(Raw records):

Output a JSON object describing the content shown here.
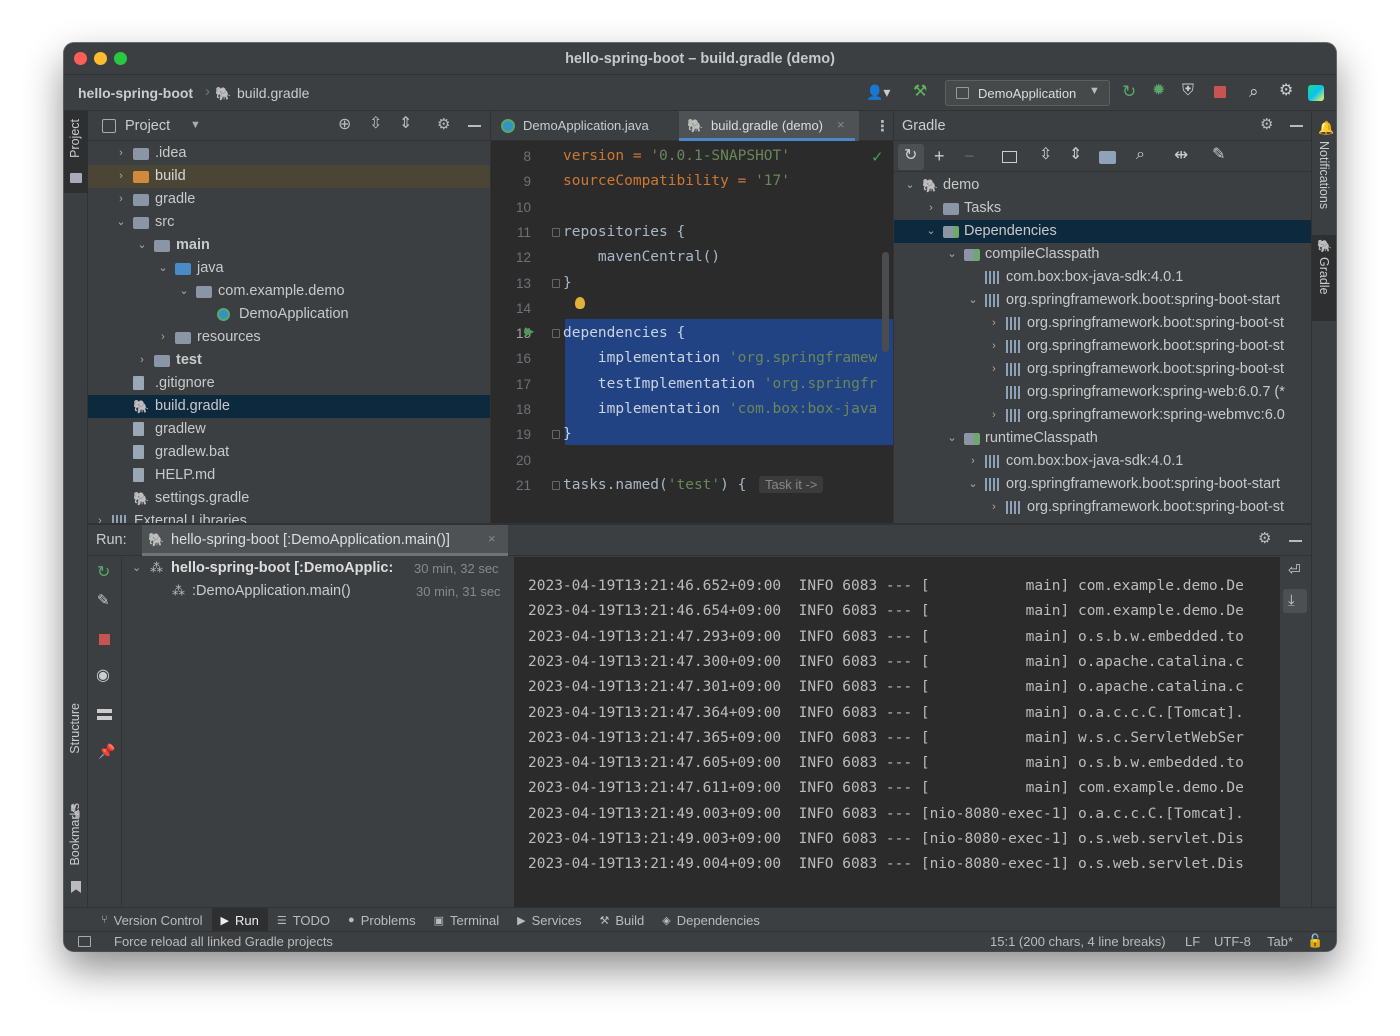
{
  "window": {
    "title": "hello-spring-boot – build.gradle (demo)"
  },
  "nav": {
    "project": "hello-spring-boot",
    "file": "build.gradle",
    "run_config": "DemoApplication"
  },
  "project_pane": {
    "title": "Project",
    "stripe_label": "Project",
    "items": [
      {
        "label": ".idea",
        "indent": 0,
        "chevron": "›",
        "type": "folder"
      },
      {
        "label": "build",
        "indent": 0,
        "chevron": "›",
        "type": "folder-orange"
      },
      {
        "label": "gradle",
        "indent": 0,
        "chevron": "›",
        "type": "folder"
      },
      {
        "label": "src",
        "indent": 0,
        "chevron": "⌄",
        "type": "folder"
      },
      {
        "label": "main",
        "indent": 1,
        "chevron": "⌄",
        "type": "folder-module",
        "bold": true
      },
      {
        "label": "java",
        "indent": 2,
        "chevron": "⌄",
        "type": "folder-blue"
      },
      {
        "label": "com.example.demo",
        "indent": 3,
        "chevron": "⌄",
        "type": "package"
      },
      {
        "label": "DemoApplication",
        "indent": 4,
        "chevron": "",
        "type": "class"
      },
      {
        "label": "resources",
        "indent": 2,
        "chevron": "›",
        "type": "folder-res"
      },
      {
        "label": "test",
        "indent": 1,
        "chevron": "›",
        "type": "folder-module",
        "bold": true
      },
      {
        "label": ".gitignore",
        "indent": 0,
        "chevron": "",
        "type": "file-ignore"
      },
      {
        "label": "build.gradle",
        "indent": 0,
        "chevron": "",
        "type": "gradle",
        "selected": true
      },
      {
        "label": "gradlew",
        "indent": 0,
        "chevron": "",
        "type": "file-exec"
      },
      {
        "label": "gradlew.bat",
        "indent": 0,
        "chevron": "",
        "type": "file-text"
      },
      {
        "label": "HELP.md",
        "indent": 0,
        "chevron": "",
        "type": "file-md"
      },
      {
        "label": "settings.gradle",
        "indent": 0,
        "chevron": "",
        "type": "gradle"
      },
      {
        "label": "External Libraries",
        "indent": -1,
        "chevron": "›",
        "type": "libs"
      }
    ]
  },
  "editor": {
    "tabs": [
      {
        "label": "DemoApplication.java",
        "active": false
      },
      {
        "label": "build.gradle (demo)",
        "active": true
      }
    ],
    "lines": [
      {
        "n": "8",
        "parts": [
          {
            "t": "version = ",
            "c": "kw"
          },
          {
            "t": "'0.0.1-SNAPSHOT'",
            "c": "str"
          }
        ]
      },
      {
        "n": "9",
        "parts": [
          {
            "t": "sourceCompatibility = ",
            "c": "kw"
          },
          {
            "t": "'17'",
            "c": "str"
          }
        ]
      },
      {
        "n": "10",
        "parts": []
      },
      {
        "n": "11",
        "parts": [
          {
            "t": "repositories {",
            "c": "pl"
          }
        ]
      },
      {
        "n": "12",
        "parts": [
          {
            "t": "    mavenCentral()",
            "c": "pl"
          }
        ]
      },
      {
        "n": "13",
        "parts": [
          {
            "t": "}",
            "c": "pl"
          }
        ]
      },
      {
        "n": "14",
        "parts": []
      },
      {
        "n": "15",
        "parts": [
          {
            "t": "dependencies {",
            "c": "pl"
          }
        ]
      },
      {
        "n": "16",
        "parts": [
          {
            "t": "    implementation ",
            "c": "pl"
          },
          {
            "t": "'org.springframew",
            "c": "str"
          }
        ]
      },
      {
        "n": "17",
        "parts": [
          {
            "t": "    testImplementation ",
            "c": "pl"
          },
          {
            "t": "'org.springfr",
            "c": "str"
          }
        ]
      },
      {
        "n": "18",
        "parts": [
          {
            "t": "    implementation ",
            "c": "pl"
          },
          {
            "t": "'com.box:box-java",
            "c": "str"
          }
        ]
      },
      {
        "n": "19",
        "parts": [
          {
            "t": "}",
            "c": "pl"
          }
        ]
      },
      {
        "n": "20",
        "parts": []
      },
      {
        "n": "21",
        "parts": [
          {
            "t": "tasks.named(",
            "c": "pl"
          },
          {
            "t": "'test'",
            "c": "str"
          },
          {
            "t": ") {",
            "c": "pl"
          }
        ]
      }
    ],
    "inlay": "Task it ->"
  },
  "gradle_pane": {
    "title": "Gradle",
    "stripe_notifications": "Notifications",
    "stripe_gradle": "Gradle",
    "items": [
      {
        "label": "demo",
        "indent": 0,
        "chevron": "⌄",
        "icon": "gradle"
      },
      {
        "label": "Tasks",
        "indent": 1,
        "chevron": "›",
        "icon": "folder-gear"
      },
      {
        "label": "Dependencies",
        "indent": 1,
        "chevron": "⌄",
        "icon": "folder-bars",
        "selected": true
      },
      {
        "label": "compileClasspath",
        "indent": 2,
        "chevron": "⌄",
        "icon": "folder-bars"
      },
      {
        "label": "com.box:box-java-sdk:4.0.1",
        "indent": 3,
        "chevron": "",
        "icon": "bars"
      },
      {
        "label": "org.springframework.boot:spring-boot-start",
        "indent": 3,
        "chevron": "⌄",
        "icon": "bars"
      },
      {
        "label": "org.springframework.boot:spring-boot-st",
        "indent": 4,
        "chevron": "›",
        "icon": "bars"
      },
      {
        "label": "org.springframework.boot:spring-boot-st",
        "indent": 4,
        "chevron": "›",
        "icon": "bars"
      },
      {
        "label": "org.springframework.boot:spring-boot-st",
        "indent": 4,
        "chevron": "›",
        "icon": "bars"
      },
      {
        "label": "org.springframework:spring-web:6.0.7 (*",
        "indent": 4,
        "chevron": "",
        "icon": "bars"
      },
      {
        "label": "org.springframework:spring-webmvc:6.0",
        "indent": 4,
        "chevron": "›",
        "icon": "bars"
      },
      {
        "label": "runtimeClasspath",
        "indent": 2,
        "chevron": "⌄",
        "icon": "folder-bars"
      },
      {
        "label": "com.box:box-java-sdk:4.0.1",
        "indent": 3,
        "chevron": "›",
        "icon": "bars"
      },
      {
        "label": "org.springframework.boot:spring-boot-start",
        "indent": 3,
        "chevron": "⌄",
        "icon": "bars"
      },
      {
        "label": "org.springframework.boot:spring-boot-st",
        "indent": 4,
        "chevron": "›",
        "icon": "bars"
      }
    ]
  },
  "run": {
    "label": "Run:",
    "tab": "hello-spring-boot [:DemoApplication.main()]",
    "tree": [
      {
        "label": "hello-spring-boot [:DemoApplic:",
        "time": "30 min, 32 sec",
        "bold": true
      },
      {
        "label": ":DemoApplication.main()",
        "time": "30 min, 31 sec",
        "bold": false
      }
    ],
    "console": [
      "2023-04-19T13:21:46.652+09:00  INFO 6083 --- [           main] com.example.demo.De",
      "2023-04-19T13:21:46.654+09:00  INFO 6083 --- [           main] com.example.demo.De",
      "2023-04-19T13:21:47.293+09:00  INFO 6083 --- [           main] o.s.b.w.embedded.to",
      "2023-04-19T13:21:47.300+09:00  INFO 6083 --- [           main] o.apache.catalina.c",
      "2023-04-19T13:21:47.301+09:00  INFO 6083 --- [           main] o.apache.catalina.c",
      "2023-04-19T13:21:47.364+09:00  INFO 6083 --- [           main] o.a.c.c.C.[Tomcat].",
      "2023-04-19T13:21:47.365+09:00  INFO 6083 --- [           main] w.s.c.ServletWebSer",
      "2023-04-19T13:21:47.605+09:00  INFO 6083 --- [           main] o.s.b.w.embedded.to",
      "2023-04-19T13:21:47.611+09:00  INFO 6083 --- [           main] com.example.demo.De",
      "2023-04-19T13:21:49.003+09:00  INFO 6083 --- [nio-8080-exec-1] o.a.c.c.C.[Tomcat].",
      "2023-04-19T13:21:49.003+09:00  INFO 6083 --- [nio-8080-exec-1] o.s.web.servlet.Dis",
      "2023-04-19T13:21:49.004+09:00  INFO 6083 --- [nio-8080-exec-1] o.s.web.servlet.Dis"
    ],
    "stripe_structure": "Structure",
    "stripe_bookmarks": "Bookmarks"
  },
  "bottom_tabs": [
    {
      "label": "Version Control",
      "icon": "vcs-icon",
      "glyph": "⑂"
    },
    {
      "label": "Run",
      "icon": "run-icon",
      "glyph": "▶",
      "active": true
    },
    {
      "label": "TODO",
      "icon": "todo-icon",
      "glyph": "☰"
    },
    {
      "label": "Problems",
      "icon": "problems-icon",
      "glyph": "●"
    },
    {
      "label": "Terminal",
      "icon": "terminal-icon",
      "glyph": "▣"
    },
    {
      "label": "Services",
      "icon": "services-icon",
      "glyph": "▶"
    },
    {
      "label": "Build",
      "icon": "hammer-icon",
      "glyph": "⚒"
    },
    {
      "label": "Dependencies",
      "icon": "dependencies-icon",
      "glyph": "◈"
    }
  ],
  "status": {
    "message": "Force reload all linked Gradle projects",
    "position": "15:1 (200 chars, 4 line breaks)",
    "line_sep": "LF",
    "encoding": "UTF-8",
    "indent": "Tab*"
  },
  "colors": {
    "background": "#2b2b2b",
    "panel": "#3c3f41",
    "selection": "#0d293e",
    "editor_selection": "#214283",
    "accent_green": "#499c54",
    "accent_red": "#c75450",
    "accent_blue": "#3592c4"
  }
}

(Stated goal): For the listing above, give the number of lines in which the string "example" occurs, and nothing else.

(Exercise response): 4